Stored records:

********************

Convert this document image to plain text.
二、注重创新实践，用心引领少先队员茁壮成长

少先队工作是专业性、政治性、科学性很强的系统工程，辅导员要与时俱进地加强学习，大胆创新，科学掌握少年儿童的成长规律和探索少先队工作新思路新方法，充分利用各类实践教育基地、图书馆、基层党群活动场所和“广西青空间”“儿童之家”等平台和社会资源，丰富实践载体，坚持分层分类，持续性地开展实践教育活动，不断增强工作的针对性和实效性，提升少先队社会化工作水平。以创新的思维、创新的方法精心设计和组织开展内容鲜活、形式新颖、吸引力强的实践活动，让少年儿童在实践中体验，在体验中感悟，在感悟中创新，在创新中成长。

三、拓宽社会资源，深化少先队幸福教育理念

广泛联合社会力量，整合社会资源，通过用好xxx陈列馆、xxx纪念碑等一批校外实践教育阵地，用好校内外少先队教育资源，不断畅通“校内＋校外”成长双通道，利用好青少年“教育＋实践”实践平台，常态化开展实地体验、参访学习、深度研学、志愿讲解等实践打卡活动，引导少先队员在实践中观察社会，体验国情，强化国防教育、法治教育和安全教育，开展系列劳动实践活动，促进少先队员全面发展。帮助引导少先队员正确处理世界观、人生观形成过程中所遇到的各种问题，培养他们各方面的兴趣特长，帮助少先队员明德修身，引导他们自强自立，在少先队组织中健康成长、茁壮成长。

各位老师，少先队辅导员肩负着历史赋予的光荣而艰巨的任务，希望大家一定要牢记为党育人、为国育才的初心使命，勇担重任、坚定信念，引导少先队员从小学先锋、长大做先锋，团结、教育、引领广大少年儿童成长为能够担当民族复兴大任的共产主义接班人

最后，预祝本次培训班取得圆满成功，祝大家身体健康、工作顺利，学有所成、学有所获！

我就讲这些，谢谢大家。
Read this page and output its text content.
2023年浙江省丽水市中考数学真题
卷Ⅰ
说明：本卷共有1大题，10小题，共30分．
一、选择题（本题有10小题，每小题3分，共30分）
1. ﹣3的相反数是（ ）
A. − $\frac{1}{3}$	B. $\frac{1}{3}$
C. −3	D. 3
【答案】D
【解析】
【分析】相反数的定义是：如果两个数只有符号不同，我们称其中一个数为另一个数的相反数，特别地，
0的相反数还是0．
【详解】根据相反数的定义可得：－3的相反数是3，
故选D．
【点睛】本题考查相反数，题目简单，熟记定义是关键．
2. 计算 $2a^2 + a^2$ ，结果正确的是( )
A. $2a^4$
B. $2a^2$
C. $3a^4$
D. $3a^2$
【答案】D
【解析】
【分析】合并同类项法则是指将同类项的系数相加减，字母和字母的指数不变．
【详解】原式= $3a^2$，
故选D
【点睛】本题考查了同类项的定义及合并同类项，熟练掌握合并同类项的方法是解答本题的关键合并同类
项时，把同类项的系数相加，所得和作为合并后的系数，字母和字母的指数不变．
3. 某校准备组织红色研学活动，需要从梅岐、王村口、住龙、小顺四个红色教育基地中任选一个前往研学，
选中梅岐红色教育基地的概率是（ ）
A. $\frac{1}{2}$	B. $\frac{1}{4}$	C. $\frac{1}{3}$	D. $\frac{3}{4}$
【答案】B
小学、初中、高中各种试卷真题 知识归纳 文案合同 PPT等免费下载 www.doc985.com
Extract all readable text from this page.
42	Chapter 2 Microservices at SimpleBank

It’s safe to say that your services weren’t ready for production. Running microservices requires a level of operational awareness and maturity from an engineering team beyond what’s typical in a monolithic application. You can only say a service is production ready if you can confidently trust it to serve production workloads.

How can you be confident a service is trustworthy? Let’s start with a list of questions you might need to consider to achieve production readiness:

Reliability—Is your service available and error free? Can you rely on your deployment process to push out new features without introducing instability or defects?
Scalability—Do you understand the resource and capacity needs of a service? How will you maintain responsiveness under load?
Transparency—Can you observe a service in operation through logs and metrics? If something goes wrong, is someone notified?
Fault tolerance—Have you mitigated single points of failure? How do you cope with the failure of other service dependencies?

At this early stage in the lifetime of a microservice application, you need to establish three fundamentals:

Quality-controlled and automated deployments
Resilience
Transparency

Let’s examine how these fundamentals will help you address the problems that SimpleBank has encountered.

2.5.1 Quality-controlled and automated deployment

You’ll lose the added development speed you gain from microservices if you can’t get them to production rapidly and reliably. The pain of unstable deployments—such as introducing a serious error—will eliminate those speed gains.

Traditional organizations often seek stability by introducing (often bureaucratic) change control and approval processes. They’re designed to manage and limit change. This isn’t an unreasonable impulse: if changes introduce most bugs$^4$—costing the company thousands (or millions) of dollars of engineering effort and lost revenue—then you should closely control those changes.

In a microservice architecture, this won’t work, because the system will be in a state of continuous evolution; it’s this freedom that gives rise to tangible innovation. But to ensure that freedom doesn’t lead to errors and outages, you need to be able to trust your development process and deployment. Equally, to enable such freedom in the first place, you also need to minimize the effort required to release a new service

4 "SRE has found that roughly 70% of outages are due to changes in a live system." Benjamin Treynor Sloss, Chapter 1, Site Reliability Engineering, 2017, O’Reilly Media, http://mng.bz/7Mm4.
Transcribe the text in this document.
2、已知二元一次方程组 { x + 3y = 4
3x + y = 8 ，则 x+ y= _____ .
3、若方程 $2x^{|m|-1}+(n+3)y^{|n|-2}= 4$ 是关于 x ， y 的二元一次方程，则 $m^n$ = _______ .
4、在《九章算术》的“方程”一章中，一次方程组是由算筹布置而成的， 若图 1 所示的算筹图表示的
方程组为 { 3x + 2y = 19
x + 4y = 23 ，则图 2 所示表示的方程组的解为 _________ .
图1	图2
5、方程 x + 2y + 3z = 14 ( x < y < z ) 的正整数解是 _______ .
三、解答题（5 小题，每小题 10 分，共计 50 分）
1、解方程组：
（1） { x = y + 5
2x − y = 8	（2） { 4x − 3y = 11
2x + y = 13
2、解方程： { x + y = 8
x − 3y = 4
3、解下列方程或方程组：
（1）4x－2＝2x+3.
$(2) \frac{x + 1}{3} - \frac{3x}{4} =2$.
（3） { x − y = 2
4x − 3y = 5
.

********************

### Task
Reproduce the material precisely, including every line.

### Solved problem
Convert this document image to plain text.
二、注重创新实践，用心引领少先队员茁壮成长

少先队工作是专业性、政治性、科学性很强的系统工程，辅导员要与时俱进地加强学习，大胆创新，科学掌握少年儿童的成长规律和探索少先队工作新思路新方法，充分利用各类实践教育基地、图书馆、基层党群活动场所和“广西青空间”“儿童之家”等平台和社会资源，丰富实践载体，坚持分层分类，持续性地开展实践教育活动，不断增强工作的针对性和实效性，提升少先队社会化工作水平。以创新的思维、创新的方法精心设计和组织开展内容鲜活、形式新颖、吸引力强的实践活动，让少年儿童在实践中体验，在体验中感悟，在感悟中创新，在创新中成长。

三、拓宽社会资源，深化少先队幸福教育理念

广泛联合社会力量，整合社会资源，通过用好xxx陈列馆、xxx纪念碑等一批校外实践教育阵地，用好校内外少先队教育资源，不断畅通“校内＋校外”成长双通道，利用好青少年“教育＋实践”实践平台，常态化开展实地体验、参访学习、深度研学、志愿讲解等实践打卡活动，引导少先队员在实践中观察社会，体验国情，强化国防教育、法治教育和安全教育，开展系列劳动实践活动，促进少先队员全面发展。帮助引导少先队员正确处理世界观、人生观形成过程中所遇到的各种问题，培养他们各方面的兴趣特长，帮助少先队员明德修身，引导他们自强自立，在少先队组织中健康成长、茁壮成长。

各位老师，少先队辅导员肩负着历史赋予的光荣而艰巨的任务，希望大家一定要牢记为党育人、为国育才的初心使命，勇担重任、坚定信念，引导少先队员从小学先锋、长大做先锋，团结、教育、引领广大少年儿童成长为能够担当民族复兴大任的共产主义接班人

最后，预祝本次培训班取得圆满成功，祝大家身体健康、工作顺利，学有所成、学有所获！

我就讲这些，谢谢大家。
Read this page and output its text content.
2023年浙江省丽水市中考数学真题
卷Ⅰ
说明：本卷共有1大题，10小题，共30分．
一、选择题（本题有10小题，每小题3分，共30分）
1. ﹣3的相反数是（ ）
A. − $\frac{1}{3}$	B. $\frac{1}{3}$
C. −3	D. 3
【答案】D
【解析】
【分析】相反数的定义是：如果两个数只有符号不同，我们称其中一个数为另一个数的相反数，特别地，
0的相反数还是0．
【详解】根据相反数的定义可得：－3的相反数是3，
故选D．
【点睛】本题考查相反数，题目简单，熟记定义是关键．
2. 计算 $2a^2 + a^2$ ，结果正确的是( )
A. $2a^4$
B. $2a^2$
C. $3a^4$
D. $3a^2$
【答案】D
【解析】
【分析】合并同类项法则是指将同类项的系数相加减，字母和字母的指数不变．
【详解】原式= $3a^2$，
故选D
【点睛】本题考查了同类项的定义及合并同类项，熟练掌握合并同类项的方法是解答本题的关键合并同类
项时，把同类项的系数相加，所得和作为合并后的系数，字母和字母的指数不变．
3. 某校准备组织红色研学活动，需要从梅岐、王村口、住龙、小顺四个红色教育基地中任选一个前往研学，
选中梅岐红色教育基地的概率是（ ）
A. $\frac{1}{2}$	B. $\frac{1}{4}$	C. $\frac{1}{3}$	D. $\frac{3}{4}$
【答案】B
小学、初中、高中各种试卷真题 知识归纳 文案合同 PPT等免费下载 www.doc985.com
Extract all readable text from this page.
42	Chapter 2 Microservices at SimpleBank

It’s safe to say that your services weren’t ready for production. Running microservices requires a level of operational awareness and maturity from an engineering team beyond what’s typical in a monolithic application. You can only say a service is production ready if you can confidently trust it to serve production workloads.

How can you be confident a service is trustworthy? Let’s start with a list of questions you might need to consider to achieve production readiness:

Reliability—Is your service available and error free? Can you rely on your deployment process to push out new features without introducing instability or defects?
Scalability—Do you understand the resource and capacity needs of a service? How will you maintain responsiveness under load?
Transparency—Can you observe a service in operation through logs and metrics? If something goes wrong, is someone notified?
Fault tolerance—Have you mitigated single points of failure? How do you cope with the failure of other service dependencies?

At this early stage in the lifetime of a microservice application, you need to establish three fundamentals:

Quality-controlled and automated deployments
Resilience
Transparency

Let’s examine how these fundamentals will help you address the problems that SimpleBank has encountered.

2.5.1 Quality-controlled and automated deployment

You’ll lose the added development speed you gain from microservices if you can’t get them to production rapidly and reliably. The pain of unstable deployments—such as introducing a serious error—will eliminate those speed gains.

Traditional organizations often seek stability by introducing (often bureaucratic) change control and approval processes. They’re designed to manage and limit change. This isn’t an unreasonable impulse: if changes introduce most bugs$^4$—costing the company thousands (or millions) of dollars of engineering effort and lost revenue—then you should closely control those changes.

In a microservice architecture, this won’t work, because the system will be in a state of continuous evolution; it’s this freedom that gives rise to tangible innovation. But to ensure that freedom doesn’t lead to errors and outages, you need to be able to trust your development process and deployment. Equally, to enable such freedom in the first place, you also need to minimize the effort required to release a new service

4 "SRE has found that roughly 70% of outages are due to changes in a live system." Benjamin Treynor Sloss, Chapter 1, Site Reliability Engineering, 2017, O’Reilly Media, http://mng.bz/7Mm4.
Transcribe the text in this document.
2、已知二元一次方程组 { x + 3y = 4
3x + y = 8 ，则 x+ y= _____ .
3、若方程 $2x^{|m|-1}+(n+3)y^{|n|-2}= 4$ 是关于 x ， y 的二元一次方程，则 $m^n$ = _______ .
4、在《九章算术》的“方程”一章中，一次方程组是由算筹布置而成的， 若图 1 所示的算筹图表示的
方程组为 { 3x + 2y = 19
x + 4y = 23 ，则图 2 所示表示的方程组的解为 _________ .
图1	图2
5、方程 x + 2y + 3z = 14 ( x < y < z ) 的正整数解是 _______ .
三、解答题（5 小题，每小题 10 分，共计 50 分）
1、解方程组：
（1） { x = y + 5
2x − y = 8	（2） { 4x − 3y = 11
2x + y = 13
2、解方程： { x + y = 8
x − 3y = 4
3、解下列方程或方程组：
（1）4x－2＝2x+3.
$(2) \frac{x + 1}{3} - \frac{3x}{4} =2$.
（3） { x − y = 2
4x − 3y = 5
.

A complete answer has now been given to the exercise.